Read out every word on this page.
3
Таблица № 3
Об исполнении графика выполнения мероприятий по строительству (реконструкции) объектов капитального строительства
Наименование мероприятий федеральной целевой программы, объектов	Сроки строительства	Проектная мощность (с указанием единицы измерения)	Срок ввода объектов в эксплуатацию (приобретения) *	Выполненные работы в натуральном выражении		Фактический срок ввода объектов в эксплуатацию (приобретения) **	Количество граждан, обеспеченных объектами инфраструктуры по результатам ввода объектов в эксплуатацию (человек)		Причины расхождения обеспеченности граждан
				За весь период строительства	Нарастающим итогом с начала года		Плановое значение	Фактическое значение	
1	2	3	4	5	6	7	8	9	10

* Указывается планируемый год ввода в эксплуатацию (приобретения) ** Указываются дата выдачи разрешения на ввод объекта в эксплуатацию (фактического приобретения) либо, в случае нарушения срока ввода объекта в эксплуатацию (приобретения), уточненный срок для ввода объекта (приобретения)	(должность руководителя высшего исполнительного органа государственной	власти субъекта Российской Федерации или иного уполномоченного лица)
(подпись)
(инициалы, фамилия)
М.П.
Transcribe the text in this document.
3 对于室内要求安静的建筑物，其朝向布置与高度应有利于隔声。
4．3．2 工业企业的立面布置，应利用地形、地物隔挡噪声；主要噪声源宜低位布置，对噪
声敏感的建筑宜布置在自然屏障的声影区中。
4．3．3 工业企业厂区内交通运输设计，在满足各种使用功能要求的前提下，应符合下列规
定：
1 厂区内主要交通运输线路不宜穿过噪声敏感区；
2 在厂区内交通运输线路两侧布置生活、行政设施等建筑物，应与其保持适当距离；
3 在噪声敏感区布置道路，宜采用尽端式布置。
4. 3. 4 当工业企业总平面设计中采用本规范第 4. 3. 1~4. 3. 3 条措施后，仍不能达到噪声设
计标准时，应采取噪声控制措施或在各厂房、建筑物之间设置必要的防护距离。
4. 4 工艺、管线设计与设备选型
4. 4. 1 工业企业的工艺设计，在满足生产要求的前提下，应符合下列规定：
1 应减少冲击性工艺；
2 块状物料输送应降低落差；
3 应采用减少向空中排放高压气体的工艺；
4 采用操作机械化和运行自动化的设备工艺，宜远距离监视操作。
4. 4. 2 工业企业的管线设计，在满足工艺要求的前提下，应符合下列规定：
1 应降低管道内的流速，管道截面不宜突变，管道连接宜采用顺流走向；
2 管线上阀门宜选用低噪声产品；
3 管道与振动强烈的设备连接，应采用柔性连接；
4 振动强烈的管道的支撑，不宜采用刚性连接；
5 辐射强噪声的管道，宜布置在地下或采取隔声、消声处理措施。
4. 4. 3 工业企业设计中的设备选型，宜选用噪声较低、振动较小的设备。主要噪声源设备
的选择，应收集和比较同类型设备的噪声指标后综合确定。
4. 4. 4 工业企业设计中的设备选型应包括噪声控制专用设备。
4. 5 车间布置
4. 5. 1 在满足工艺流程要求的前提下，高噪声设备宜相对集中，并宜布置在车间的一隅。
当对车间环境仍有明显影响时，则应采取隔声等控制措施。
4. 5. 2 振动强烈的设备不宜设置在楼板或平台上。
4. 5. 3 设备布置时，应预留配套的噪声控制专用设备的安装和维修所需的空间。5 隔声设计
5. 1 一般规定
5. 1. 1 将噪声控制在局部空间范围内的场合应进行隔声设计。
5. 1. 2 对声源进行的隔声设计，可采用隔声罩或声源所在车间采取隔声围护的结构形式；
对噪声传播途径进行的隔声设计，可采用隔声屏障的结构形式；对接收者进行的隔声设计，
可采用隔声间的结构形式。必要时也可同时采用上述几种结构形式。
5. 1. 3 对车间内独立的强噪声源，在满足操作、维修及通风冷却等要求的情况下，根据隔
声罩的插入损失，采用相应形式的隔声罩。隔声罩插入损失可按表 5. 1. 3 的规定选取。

────────

▸ PROBLEM
Copy out the lines that hold "ввода".

▸ RESPONSE
Наименование мероприятий федеральной целевой программы, объектов	Сроки строительства	Проектная мощность (с указанием единицы измерения)	Срок ввода объектов в эксплуатацию (приобретения) *	Выполненные работы в натуральном выражении		Фактический срок ввода объектов в эксплуатацию (приобретения) **	Количество граждан, обеспеченных объектами инфраструктуры по результатам ввода объектов в эксплуатацию (человек)		Причины расхождения обеспеченности граждан
* Указывается планируемый год ввода в эксплуатацию (приобретения) ** Указываются дата выдачи разрешения на ввод объекта в эксплуатацию (фактического приобретения) либо, в случае нарушения срока ввода объекта в эксплуатацию (приобретения), уточненный срок для ввода объекта (приобретения)	(должность руководителя высшего исполнительного органа государственной	власти субъекта Российской Федерации или иного уполномоченного лица)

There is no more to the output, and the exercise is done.